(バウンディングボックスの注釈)
# # #

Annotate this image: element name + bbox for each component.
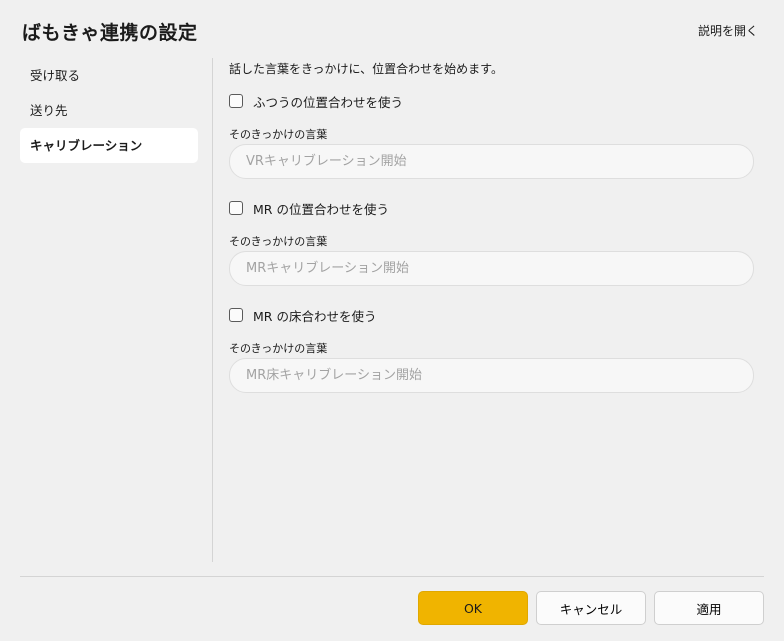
apply-button[interactable]: 適用 [654, 591, 764, 625]
mr-calibration-checkbox[interactable] [229, 201, 243, 215]
normal-calibration-group: ふつうの位置合わせを使う そのきっかけの言葉 [229, 90, 754, 179]
mr-floor-trigger-label: そのきっかけの言葉 [229, 342, 328, 355]
mr-trigger-label: そのきっかけの言葉 [229, 235, 328, 248]
mr-floor-trigger-input[interactable] [229, 358, 754, 393]
sidebar: 受け取る 送り先 キャリブレーション [20, 58, 198, 163]
mr-calibration-group: MR の位置合わせを使う そのきっかけの言葉 [229, 197, 754, 286]
ok-button[interactable]: OK [418, 591, 528, 625]
cancel-button[interactable]: キャンセル [536, 591, 646, 625]
normal-trigger-label: そのきっかけの言葉 [229, 128, 328, 141]
normal-calibration-checkbox-row[interactable]: ふつうの位置合わせを使う [229, 90, 754, 112]
sidebar-divider [212, 58, 213, 562]
window-title: ばもきゃ連携の設定 [22, 22, 198, 44]
help-link[interactable]: 説明を開く [698, 22, 758, 39]
mr-floor-calibration-checkbox-label: MR の床合わせを使う [253, 308, 377, 324]
footer-divider [20, 576, 764, 577]
mr-trigger-input[interactable] [229, 251, 754, 286]
sidebar-item-destination[interactable]: 送り先 [20, 93, 198, 128]
section-description: 話した言葉をきっかけに、位置合わせを始めます。 [229, 62, 503, 76]
normal-calibration-checkbox[interactable] [229, 94, 243, 108]
normal-calibration-checkbox-label: ふつうの位置合わせを使う [253, 94, 404, 110]
mr-calibration-checkbox-row[interactable]: MR の位置合わせを使う [229, 197, 754, 219]
sidebar-item-calibration[interactable]: キャリブレーション [20, 128, 198, 163]
mr-floor-calibration-group: MR の床合わせを使う そのきっかけの言葉 [229, 304, 754, 393]
mr-calibration-checkbox-label: MR の位置合わせを使う [253, 201, 389, 217]
mr-floor-calibration-checkbox[interactable] [229, 308, 243, 322]
normal-trigger-input[interactable] [229, 144, 754, 179]
main-content: 話した言葉をきっかけに、位置合わせを始めます。 ふつうの位置合わせを使う そのき… [229, 58, 754, 393]
sidebar-item-receive[interactable]: 受け取る [20, 58, 198, 93]
mr-floor-calibration-checkbox-row[interactable]: MR の床合わせを使う [229, 304, 754, 326]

# # #

*作成する内容*:
上の一覧のすべての行で「そのきっかけの言葉」を「トリガーの言葉」に置き換え、それ以外は変えずに書き直してください。画像は答えに入れないでください。

*回答全文*:
Annotate this image: element name + bbox for each component.
apply-button[interactable]: 適用 [654, 591, 764, 625]
mr-calibration-checkbox[interactable] [229, 201, 243, 215]
normal-calibration-group: ふつうの位置合わせを使う トリガーの言葉 [229, 90, 754, 179]
mr-floor-trigger-label: トリガーの言葉 [229, 342, 328, 355]
mr-trigger-label: トリガーの言葉 [229, 235, 328, 248]
mr-floor-trigger-input[interactable] [229, 358, 754, 393]
sidebar: 受け取る 送り先 キャリブレーション [20, 58, 198, 163]
mr-calibration-group: MR の位置合わせを使う トリガーの言葉 [229, 197, 754, 286]
ok-button[interactable]: OK [418, 591, 528, 625]
cancel-button[interactable]: キャンセル [536, 591, 646, 625]
normal-trigger-label: トリガーの言葉 [229, 128, 328, 141]
normal-calibration-checkbox-row[interactable]: ふつうの位置合わせを使う [229, 90, 754, 112]
sidebar-divider [212, 58, 213, 562]
window-title: ばもきゃ連携の設定 [22, 22, 198, 44]
help-link[interactable]: 説明を開く [698, 22, 758, 39]
mr-floor-calibration-checkbox-label: MR の床合わせを使う [253, 308, 377, 324]
footer-divider [20, 576, 764, 577]
mr-trigger-input[interactable] [229, 251, 754, 286]
sidebar-item-destination[interactable]: 送り先 [20, 93, 198, 128]
section-description: 話した言葉をきっかけに、位置合わせを始めます。 [229, 62, 503, 76]
normal-calibration-checkbox[interactable] [229, 94, 243, 108]
normal-calibration-checkbox-label: ふつうの位置合わせを使う [253, 94, 404, 110]
mr-calibration-checkbox-row[interactable]: MR の位置合わせを使う [229, 197, 754, 219]
sidebar-item-calibration[interactable]: キャリブレーション [20, 128, 198, 163]
mr-floor-calibration-group: MR の床合わせを使う トリガーの言葉 [229, 304, 754, 393]
mr-calibration-checkbox-label: MR の位置合わせを使う [253, 201, 389, 217]
mr-floor-calibration-checkbox[interactable] [229, 308, 243, 322]
normal-trigger-input[interactable] [229, 144, 754, 179]
main-content: 話した言葉をきっかけに、位置合わせを始めます。 ふつうの位置合わせを使う そのき… [229, 58, 754, 393]
sidebar-item-receive[interactable]: 受け取る [20, 58, 198, 93]
mr-floor-calibration-checkbox-row[interactable]: MR の床合わせを使う [229, 304, 754, 326]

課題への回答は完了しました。